§ AIM
How many of these lines hold the string "does"? Answer with the number only.

──────── DATASET ROWS

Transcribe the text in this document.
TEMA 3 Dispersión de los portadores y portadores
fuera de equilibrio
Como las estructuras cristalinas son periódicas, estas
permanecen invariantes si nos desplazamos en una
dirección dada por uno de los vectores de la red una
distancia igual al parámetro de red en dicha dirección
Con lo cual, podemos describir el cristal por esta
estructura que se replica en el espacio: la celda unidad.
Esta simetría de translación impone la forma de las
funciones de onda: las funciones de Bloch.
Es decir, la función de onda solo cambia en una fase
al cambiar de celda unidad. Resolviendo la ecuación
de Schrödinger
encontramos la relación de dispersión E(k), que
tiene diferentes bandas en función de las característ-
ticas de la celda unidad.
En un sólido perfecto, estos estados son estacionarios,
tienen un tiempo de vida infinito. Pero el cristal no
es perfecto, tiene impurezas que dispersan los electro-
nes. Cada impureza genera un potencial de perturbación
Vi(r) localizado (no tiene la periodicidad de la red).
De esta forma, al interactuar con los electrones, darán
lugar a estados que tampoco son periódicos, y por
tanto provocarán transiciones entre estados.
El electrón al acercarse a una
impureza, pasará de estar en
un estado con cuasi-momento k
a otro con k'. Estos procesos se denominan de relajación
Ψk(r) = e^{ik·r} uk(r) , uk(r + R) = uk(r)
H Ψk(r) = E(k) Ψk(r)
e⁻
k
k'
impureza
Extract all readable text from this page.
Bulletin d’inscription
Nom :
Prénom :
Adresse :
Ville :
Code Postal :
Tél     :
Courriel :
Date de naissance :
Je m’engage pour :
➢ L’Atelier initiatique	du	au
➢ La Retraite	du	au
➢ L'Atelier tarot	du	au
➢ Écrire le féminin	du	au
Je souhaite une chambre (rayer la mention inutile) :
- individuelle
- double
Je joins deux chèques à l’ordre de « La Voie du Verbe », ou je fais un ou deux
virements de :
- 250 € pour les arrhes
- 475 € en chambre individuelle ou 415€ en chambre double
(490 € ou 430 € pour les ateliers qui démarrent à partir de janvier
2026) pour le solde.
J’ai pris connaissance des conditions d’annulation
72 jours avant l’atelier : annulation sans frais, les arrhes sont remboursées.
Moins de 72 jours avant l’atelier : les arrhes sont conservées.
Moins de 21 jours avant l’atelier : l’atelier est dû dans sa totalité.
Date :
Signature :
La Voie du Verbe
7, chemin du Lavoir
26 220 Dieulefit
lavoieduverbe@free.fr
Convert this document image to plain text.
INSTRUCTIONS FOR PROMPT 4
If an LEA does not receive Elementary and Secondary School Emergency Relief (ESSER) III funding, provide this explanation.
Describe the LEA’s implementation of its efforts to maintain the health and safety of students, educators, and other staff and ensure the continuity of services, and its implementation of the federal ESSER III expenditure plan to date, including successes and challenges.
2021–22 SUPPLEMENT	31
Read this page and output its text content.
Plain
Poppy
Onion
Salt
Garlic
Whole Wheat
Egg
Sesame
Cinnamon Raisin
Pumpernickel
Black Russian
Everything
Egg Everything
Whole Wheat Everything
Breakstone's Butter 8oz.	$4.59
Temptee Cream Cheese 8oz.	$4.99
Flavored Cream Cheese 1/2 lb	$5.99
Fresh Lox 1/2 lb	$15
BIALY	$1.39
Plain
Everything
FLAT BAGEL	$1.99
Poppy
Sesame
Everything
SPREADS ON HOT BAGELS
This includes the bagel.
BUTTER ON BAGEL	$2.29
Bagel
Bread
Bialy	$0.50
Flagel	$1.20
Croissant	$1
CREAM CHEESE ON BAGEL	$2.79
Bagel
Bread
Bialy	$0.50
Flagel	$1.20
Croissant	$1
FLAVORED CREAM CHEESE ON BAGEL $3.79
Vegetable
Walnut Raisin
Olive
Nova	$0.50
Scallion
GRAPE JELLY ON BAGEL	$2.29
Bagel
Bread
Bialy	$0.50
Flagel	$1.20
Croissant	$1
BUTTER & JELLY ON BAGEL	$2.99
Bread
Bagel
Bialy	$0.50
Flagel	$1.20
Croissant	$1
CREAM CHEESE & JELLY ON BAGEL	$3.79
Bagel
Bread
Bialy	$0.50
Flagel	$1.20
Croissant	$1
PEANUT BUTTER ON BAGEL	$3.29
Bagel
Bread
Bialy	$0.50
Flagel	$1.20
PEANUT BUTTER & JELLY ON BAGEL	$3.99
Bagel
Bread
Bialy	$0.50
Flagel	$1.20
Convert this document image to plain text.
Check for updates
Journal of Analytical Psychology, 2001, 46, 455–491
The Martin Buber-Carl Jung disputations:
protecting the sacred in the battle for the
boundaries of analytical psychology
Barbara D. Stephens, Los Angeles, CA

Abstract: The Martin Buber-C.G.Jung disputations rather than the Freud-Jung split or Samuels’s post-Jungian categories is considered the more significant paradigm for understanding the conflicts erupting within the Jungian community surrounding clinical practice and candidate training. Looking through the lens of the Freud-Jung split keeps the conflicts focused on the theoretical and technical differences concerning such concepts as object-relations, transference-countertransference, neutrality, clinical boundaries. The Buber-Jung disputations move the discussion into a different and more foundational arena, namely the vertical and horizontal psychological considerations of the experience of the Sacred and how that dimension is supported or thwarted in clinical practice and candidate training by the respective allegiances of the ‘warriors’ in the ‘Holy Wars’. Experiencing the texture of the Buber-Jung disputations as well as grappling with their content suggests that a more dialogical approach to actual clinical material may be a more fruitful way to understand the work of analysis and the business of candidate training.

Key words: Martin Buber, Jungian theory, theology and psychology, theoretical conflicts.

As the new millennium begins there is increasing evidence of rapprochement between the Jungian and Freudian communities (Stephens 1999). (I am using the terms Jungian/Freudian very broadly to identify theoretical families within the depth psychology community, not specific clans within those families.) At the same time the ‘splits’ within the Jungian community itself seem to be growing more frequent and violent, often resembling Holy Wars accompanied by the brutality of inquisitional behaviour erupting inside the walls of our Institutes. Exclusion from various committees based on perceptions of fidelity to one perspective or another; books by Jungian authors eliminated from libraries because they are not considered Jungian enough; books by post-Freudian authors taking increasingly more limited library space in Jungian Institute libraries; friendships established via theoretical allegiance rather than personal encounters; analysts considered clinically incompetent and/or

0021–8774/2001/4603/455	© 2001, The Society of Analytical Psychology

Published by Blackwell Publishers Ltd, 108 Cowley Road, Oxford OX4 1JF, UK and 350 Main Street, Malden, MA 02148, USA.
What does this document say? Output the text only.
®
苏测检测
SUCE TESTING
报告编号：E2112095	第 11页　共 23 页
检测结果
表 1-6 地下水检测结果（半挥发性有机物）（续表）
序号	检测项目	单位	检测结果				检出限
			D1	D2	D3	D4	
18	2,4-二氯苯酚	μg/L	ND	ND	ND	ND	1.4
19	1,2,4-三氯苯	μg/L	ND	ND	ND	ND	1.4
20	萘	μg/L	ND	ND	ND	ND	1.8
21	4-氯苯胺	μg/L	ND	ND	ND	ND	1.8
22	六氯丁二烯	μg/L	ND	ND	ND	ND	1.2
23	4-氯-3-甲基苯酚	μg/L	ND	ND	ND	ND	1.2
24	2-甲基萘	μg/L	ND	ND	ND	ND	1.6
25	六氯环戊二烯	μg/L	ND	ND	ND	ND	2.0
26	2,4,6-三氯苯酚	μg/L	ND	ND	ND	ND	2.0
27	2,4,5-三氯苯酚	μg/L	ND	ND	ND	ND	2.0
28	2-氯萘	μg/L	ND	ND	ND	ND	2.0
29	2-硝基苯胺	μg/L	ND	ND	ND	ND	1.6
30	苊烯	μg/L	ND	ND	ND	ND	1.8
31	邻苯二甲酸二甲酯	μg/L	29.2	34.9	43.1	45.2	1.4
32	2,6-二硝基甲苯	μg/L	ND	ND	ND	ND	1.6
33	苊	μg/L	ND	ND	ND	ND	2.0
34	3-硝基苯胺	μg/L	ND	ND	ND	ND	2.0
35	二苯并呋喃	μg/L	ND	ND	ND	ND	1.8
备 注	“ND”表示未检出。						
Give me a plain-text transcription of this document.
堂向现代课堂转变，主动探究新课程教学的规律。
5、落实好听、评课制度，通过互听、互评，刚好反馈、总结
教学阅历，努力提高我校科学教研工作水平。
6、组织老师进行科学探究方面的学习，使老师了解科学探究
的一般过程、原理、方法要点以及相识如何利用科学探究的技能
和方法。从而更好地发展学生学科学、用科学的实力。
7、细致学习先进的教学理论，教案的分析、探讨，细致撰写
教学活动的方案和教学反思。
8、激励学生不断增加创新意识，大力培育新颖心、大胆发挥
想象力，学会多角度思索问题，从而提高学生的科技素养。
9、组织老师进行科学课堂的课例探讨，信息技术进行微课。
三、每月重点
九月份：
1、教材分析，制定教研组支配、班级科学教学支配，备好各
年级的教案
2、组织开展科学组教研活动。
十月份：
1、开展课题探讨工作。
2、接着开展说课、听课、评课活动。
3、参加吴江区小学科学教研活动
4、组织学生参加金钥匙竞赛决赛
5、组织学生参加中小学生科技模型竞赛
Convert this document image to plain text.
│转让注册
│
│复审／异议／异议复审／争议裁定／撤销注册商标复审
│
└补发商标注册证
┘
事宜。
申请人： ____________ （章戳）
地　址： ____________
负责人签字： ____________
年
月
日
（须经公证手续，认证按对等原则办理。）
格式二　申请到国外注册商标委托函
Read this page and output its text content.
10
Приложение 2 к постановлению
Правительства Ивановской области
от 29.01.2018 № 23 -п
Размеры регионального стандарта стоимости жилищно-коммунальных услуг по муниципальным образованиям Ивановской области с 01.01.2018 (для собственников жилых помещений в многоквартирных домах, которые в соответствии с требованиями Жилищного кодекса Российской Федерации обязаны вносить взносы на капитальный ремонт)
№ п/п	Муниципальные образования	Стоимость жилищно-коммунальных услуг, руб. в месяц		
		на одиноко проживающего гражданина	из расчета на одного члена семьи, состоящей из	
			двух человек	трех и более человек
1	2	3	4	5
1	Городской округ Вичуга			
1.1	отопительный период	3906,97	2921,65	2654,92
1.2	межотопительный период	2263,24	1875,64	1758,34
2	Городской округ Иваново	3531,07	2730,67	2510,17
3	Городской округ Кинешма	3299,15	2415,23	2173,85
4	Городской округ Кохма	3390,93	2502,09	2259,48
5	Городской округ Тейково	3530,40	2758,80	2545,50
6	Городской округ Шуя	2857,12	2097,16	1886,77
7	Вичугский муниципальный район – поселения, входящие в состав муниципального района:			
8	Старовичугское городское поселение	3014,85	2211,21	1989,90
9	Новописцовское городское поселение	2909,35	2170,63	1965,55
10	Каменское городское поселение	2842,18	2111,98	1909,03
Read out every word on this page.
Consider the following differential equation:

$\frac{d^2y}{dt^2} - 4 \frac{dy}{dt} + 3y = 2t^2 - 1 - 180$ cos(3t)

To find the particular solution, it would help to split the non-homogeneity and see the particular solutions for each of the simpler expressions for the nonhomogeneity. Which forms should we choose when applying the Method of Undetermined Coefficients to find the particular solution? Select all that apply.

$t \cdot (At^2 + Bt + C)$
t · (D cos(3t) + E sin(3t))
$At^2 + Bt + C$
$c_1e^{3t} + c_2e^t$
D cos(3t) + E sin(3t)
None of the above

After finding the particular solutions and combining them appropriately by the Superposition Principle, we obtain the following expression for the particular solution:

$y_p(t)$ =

────────────────

§ ANSWER TO THIS PROBLEM
2